DATA PROVIDED =>
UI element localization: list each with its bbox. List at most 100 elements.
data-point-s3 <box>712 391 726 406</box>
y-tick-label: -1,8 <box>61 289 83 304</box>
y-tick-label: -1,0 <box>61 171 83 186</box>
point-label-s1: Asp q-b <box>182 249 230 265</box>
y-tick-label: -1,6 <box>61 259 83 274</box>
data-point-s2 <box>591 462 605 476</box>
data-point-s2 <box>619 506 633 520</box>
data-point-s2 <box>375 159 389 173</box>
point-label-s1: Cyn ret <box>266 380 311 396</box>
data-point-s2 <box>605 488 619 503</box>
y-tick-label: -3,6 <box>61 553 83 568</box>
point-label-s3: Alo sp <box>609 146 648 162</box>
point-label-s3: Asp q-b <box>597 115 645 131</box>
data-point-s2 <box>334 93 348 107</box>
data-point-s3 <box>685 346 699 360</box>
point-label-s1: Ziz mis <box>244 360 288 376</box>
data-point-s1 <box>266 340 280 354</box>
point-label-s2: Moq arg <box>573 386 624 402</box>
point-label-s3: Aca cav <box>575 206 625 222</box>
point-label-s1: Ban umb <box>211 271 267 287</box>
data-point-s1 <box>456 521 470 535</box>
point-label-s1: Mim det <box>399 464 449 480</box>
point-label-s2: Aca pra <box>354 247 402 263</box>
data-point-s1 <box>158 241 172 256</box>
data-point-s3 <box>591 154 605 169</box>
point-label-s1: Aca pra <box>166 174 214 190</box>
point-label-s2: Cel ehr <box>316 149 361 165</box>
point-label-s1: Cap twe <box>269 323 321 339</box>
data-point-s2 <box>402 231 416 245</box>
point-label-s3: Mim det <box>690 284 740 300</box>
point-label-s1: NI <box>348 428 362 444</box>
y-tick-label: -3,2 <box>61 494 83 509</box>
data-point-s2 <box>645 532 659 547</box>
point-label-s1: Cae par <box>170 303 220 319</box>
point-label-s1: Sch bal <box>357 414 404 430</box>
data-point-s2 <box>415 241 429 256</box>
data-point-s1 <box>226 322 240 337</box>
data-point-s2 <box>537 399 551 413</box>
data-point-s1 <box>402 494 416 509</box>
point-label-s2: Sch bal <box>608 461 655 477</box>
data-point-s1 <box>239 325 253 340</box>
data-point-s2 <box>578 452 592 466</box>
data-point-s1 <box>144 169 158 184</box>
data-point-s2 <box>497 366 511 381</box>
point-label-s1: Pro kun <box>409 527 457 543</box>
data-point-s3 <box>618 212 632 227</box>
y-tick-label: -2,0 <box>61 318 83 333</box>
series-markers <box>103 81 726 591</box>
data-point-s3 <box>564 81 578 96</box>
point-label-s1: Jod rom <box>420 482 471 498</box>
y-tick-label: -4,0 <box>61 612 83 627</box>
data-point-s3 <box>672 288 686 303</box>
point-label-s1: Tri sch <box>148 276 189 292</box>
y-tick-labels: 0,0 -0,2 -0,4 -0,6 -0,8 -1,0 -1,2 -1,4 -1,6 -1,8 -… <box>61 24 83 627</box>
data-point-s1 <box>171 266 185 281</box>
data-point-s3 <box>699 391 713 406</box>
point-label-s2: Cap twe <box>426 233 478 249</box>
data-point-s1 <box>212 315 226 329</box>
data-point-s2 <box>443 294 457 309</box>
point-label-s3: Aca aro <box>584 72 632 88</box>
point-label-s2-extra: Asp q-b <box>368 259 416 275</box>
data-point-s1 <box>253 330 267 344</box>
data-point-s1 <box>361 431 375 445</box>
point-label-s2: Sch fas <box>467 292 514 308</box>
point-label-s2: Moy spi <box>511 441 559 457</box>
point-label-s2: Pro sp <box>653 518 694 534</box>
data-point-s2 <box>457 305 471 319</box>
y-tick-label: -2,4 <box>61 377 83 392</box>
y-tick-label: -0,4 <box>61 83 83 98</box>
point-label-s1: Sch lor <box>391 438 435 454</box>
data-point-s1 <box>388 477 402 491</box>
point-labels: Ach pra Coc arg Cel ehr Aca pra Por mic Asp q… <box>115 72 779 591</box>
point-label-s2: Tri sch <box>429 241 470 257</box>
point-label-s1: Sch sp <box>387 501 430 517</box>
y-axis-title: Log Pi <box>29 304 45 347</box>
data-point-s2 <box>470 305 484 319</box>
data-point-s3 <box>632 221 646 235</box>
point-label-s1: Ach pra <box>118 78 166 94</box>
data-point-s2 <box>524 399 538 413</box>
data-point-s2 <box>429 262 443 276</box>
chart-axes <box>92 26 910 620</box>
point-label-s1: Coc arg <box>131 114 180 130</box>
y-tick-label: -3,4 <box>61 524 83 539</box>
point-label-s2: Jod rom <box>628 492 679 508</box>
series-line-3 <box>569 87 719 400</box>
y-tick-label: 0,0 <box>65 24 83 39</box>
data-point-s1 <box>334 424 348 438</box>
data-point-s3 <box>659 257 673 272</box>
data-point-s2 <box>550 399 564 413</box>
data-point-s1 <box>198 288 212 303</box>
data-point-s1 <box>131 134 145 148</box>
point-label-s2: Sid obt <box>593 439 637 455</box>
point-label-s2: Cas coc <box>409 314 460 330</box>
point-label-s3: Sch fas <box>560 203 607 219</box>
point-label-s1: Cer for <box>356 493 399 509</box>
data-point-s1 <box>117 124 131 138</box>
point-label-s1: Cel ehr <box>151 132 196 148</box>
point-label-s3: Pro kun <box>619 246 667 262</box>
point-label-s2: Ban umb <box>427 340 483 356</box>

AIM => Copy all of the material above line for line, with no changes.

SOLUTION FOR THIS TASK =>
UI element localization: list each with its bbox. List at most 100 elements.
data-point-s3 <box>712 391 726 406</box>
y-tick-label: -1,8 <box>61 289 83 304</box>
y-tick-label: -1,0 <box>61 171 83 186</box>
point-label-s1: Asp q-b <box>182 249 230 265</box>
y-tick-label: -1,6 <box>61 259 83 274</box>
data-point-s2 <box>591 462 605 476</box>
data-point-s2 <box>619 506 633 520</box>
data-point-s2 <box>375 159 389 173</box>
point-label-s1: Cyn ret <box>266 380 311 396</box>
data-point-s2 <box>605 488 619 503</box>
y-tick-label: -3,6 <box>61 553 83 568</box>
point-label-s3: Alo sp <box>609 146 648 162</box>
point-label-s3: Asp q-b <box>597 115 645 131</box>
data-point-s2 <box>334 93 348 107</box>
data-point-s3 <box>685 346 699 360</box>
point-label-s1: Ziz mis <box>244 360 288 376</box>
data-point-s1 <box>266 340 280 354</box>
point-label-s2: Moq arg <box>573 386 624 402</box>
point-label-s3: Aca cav <box>575 206 625 222</box>
point-label-s1: Ban umb <box>211 271 267 287</box>
data-point-s1 <box>456 521 470 535</box>
point-label-s1: Mim det <box>399 464 449 480</box>
point-label-s2: Aca pra <box>354 247 402 263</box>
data-point-s1 <box>158 241 172 256</box>
data-point-s3 <box>591 154 605 169</box>
point-label-s1: Aca pra <box>166 174 214 190</box>
point-label-s2: Cel ehr <box>316 149 361 165</box>
point-label-s1: Cap twe <box>269 323 321 339</box>
data-point-s2 <box>402 231 416 245</box>
point-label-s3: Mim det <box>690 284 740 300</box>
point-label-s1: NI <box>348 428 362 444</box>
y-tick-label: -3,2 <box>61 494 83 509</box>
data-point-s2 <box>645 532 659 547</box>
point-label-s1: Cae par <box>170 303 220 319</box>
point-label-s1: Sch bal <box>357 414 404 430</box>
data-point-s2 <box>415 241 429 256</box>
data-point-s1 <box>226 322 240 337</box>
data-point-s2 <box>537 399 551 413</box>
data-point-s1 <box>402 494 416 509</box>
point-label-s2: Sch bal <box>608 461 655 477</box>
data-point-s1 <box>239 325 253 340</box>
data-point-s2 <box>578 452 592 466</box>
data-point-s1 <box>144 169 158 184</box>
data-point-s2 <box>497 366 511 381</box>
point-label-s1: Pro kun <box>409 527 457 543</box>
data-point-s3 <box>618 212 632 227</box>
y-tick-label: -2,0 <box>61 318 83 333</box>
series-markers <box>103 81 726 591</box>
data-point-s3 <box>564 81 578 96</box>
point-label-s1: Jod rom <box>420 482 471 498</box>
y-tick-label: -4,0 <box>61 612 83 627</box>
data-point-s3 <box>672 288 686 303</box>
point-label-s1: Tri sch <box>148 276 189 292</box>
y-tick-labels: 0,0 -0,2 -0,4 -0,6 -0,8 -1,0 -1,2 -1,4 -1,6 -1,8 -… <box>61 24 83 627</box>
data-point-s1 <box>171 266 185 281</box>
data-point-s3 <box>699 391 713 406</box>
point-label-s2: Cap twe <box>426 233 478 249</box>
data-point-s1 <box>212 315 226 329</box>
data-point-s2 <box>443 294 457 309</box>
point-label-s3: Aca aro <box>584 72 632 88</box>
point-label-s2-extra: Asp q-b <box>368 259 416 275</box>
data-point-s1 <box>253 330 267 344</box>
data-point-s1 <box>361 431 375 445</box>
point-label-s2: Sch fas <box>467 292 514 308</box>
point-label-s2: Moy spi <box>511 441 559 457</box>
point-label-s2: Pro sp <box>653 518 694 534</box>
data-point-s2 <box>457 305 471 319</box>
y-tick-label: -2,4 <box>61 377 83 392</box>
y-tick-label: -0,4 <box>61 83 83 98</box>
point-label-s1: Sch lor <box>391 438 435 454</box>
data-point-s1 <box>388 477 402 491</box>
point-labels: Ach pra Coc arg Cel ehr Aca pra Por mic Asp q… <box>115 72 779 591</box>
point-label-s2: Tri sch <box>429 241 470 257</box>
point-label-s1: Sch sp <box>387 501 430 517</box>
y-axis-title: Log Pi <box>29 304 45 347</box>
data-point-s2 <box>470 305 484 319</box>
data-point-s3 <box>632 221 646 235</box>
point-label-s1: Ach pra <box>118 78 166 94</box>
data-point-s2 <box>524 399 538 413</box>
data-point-s2 <box>429 262 443 276</box>
chart-axes <box>92 26 910 620</box>
point-label-s1: Coc arg <box>131 114 180 130</box>
y-tick-label: -3,4 <box>61 524 83 539</box>
point-label-s2: Jod rom <box>628 492 679 508</box>
series-line-3 <box>569 87 719 400</box>
y-tick-label: 0,0 <box>65 24 83 39</box>
data-point-s1 <box>334 424 348 438</box>
data-point-s3 <box>659 257 673 272</box>
data-point-s2 <box>550 399 564 413</box>
data-point-s1 <box>198 288 212 303</box>
data-point-s1 <box>131 134 145 148</box>
point-label-s2: Sid obt <box>593 439 637 455</box>
point-label-s2: Cas coc <box>409 314 460 330</box>
point-label-s3: Sch fas <box>560 203 607 219</box>
point-label-s1: Cer for <box>356 493 399 509</box>
data-point-s1 <box>117 124 131 138</box>
point-label-s1: Cel ehr <box>151 132 196 148</box>
point-label-s3: Pro kun <box>619 246 667 262</box>
point-label-s2: Ban umb <box>427 340 483 356</box>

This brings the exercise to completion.